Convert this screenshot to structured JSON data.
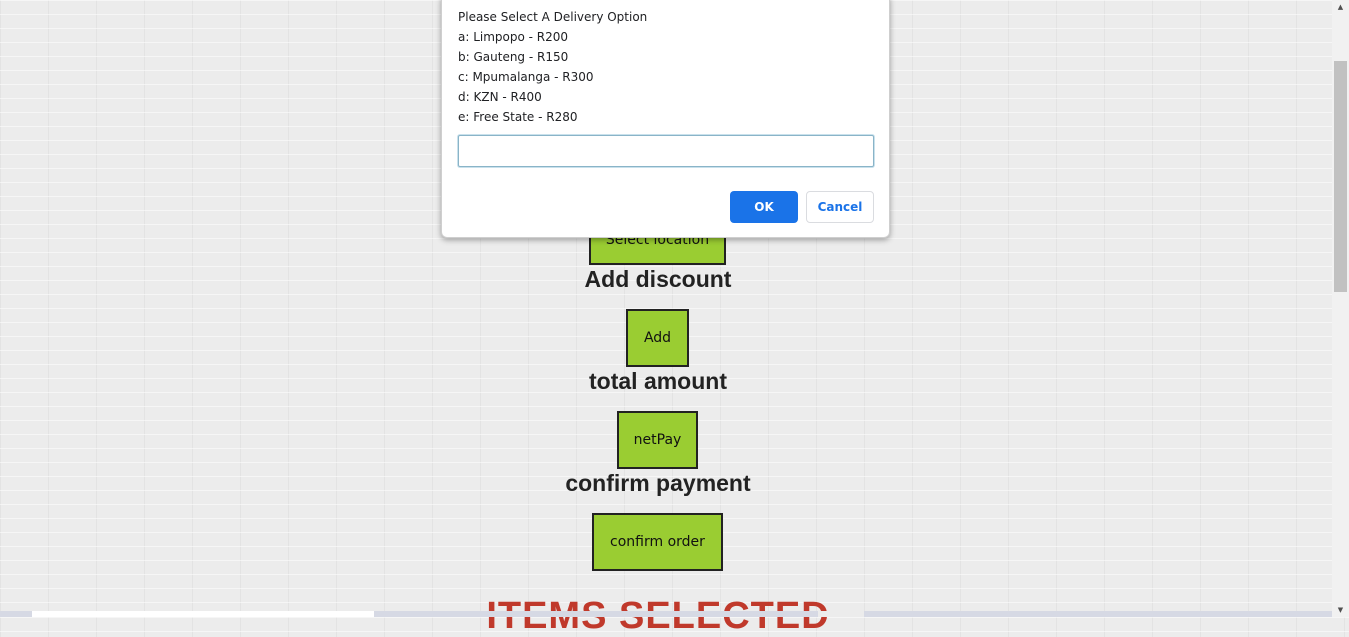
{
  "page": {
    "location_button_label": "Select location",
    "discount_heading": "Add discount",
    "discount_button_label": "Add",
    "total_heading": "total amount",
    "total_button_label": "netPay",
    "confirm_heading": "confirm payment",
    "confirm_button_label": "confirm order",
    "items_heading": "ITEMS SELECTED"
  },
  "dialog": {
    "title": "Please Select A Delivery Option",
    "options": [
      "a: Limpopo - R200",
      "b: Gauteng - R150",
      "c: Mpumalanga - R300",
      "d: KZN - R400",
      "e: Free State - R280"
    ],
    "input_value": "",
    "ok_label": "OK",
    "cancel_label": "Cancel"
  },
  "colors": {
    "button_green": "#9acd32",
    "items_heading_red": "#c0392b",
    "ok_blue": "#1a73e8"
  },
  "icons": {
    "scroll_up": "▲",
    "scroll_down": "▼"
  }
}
···
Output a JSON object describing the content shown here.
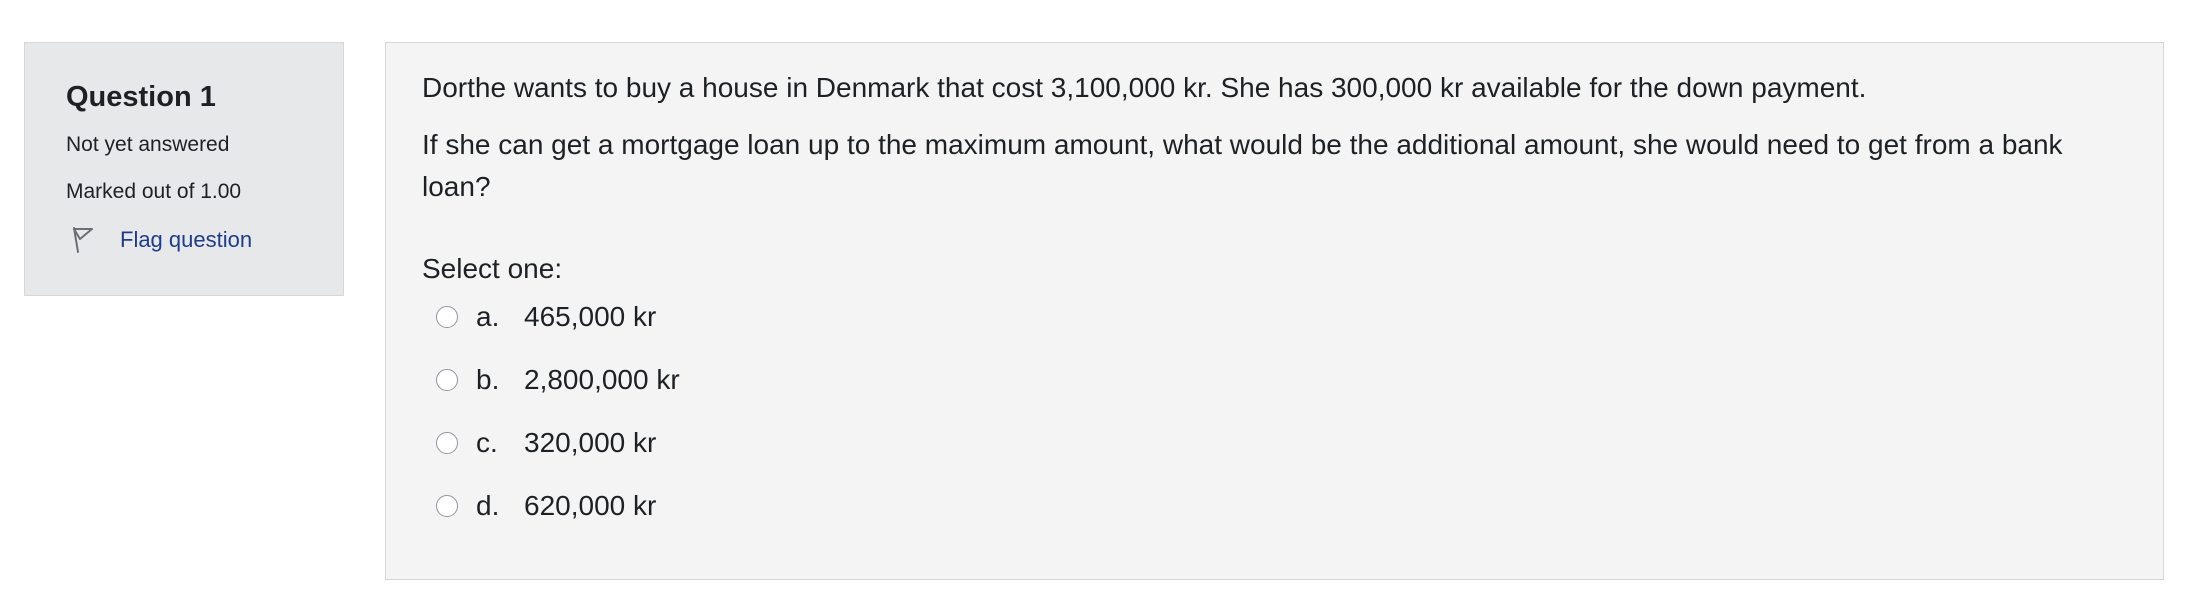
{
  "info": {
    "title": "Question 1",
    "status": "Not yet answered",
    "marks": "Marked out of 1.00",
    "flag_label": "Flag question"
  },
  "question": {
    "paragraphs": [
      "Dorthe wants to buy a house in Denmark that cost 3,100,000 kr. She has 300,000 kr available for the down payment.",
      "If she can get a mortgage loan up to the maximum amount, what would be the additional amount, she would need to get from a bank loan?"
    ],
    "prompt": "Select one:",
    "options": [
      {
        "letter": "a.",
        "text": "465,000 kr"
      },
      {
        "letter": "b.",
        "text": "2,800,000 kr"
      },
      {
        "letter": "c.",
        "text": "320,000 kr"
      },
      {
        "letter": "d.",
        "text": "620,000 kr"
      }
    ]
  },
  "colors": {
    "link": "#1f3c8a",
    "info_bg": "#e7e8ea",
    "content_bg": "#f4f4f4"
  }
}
···
WHAT YOU HAVE TO DO: State the number of lines that contain the string "amount", with no other words.

CORRECT RESPONSE: 2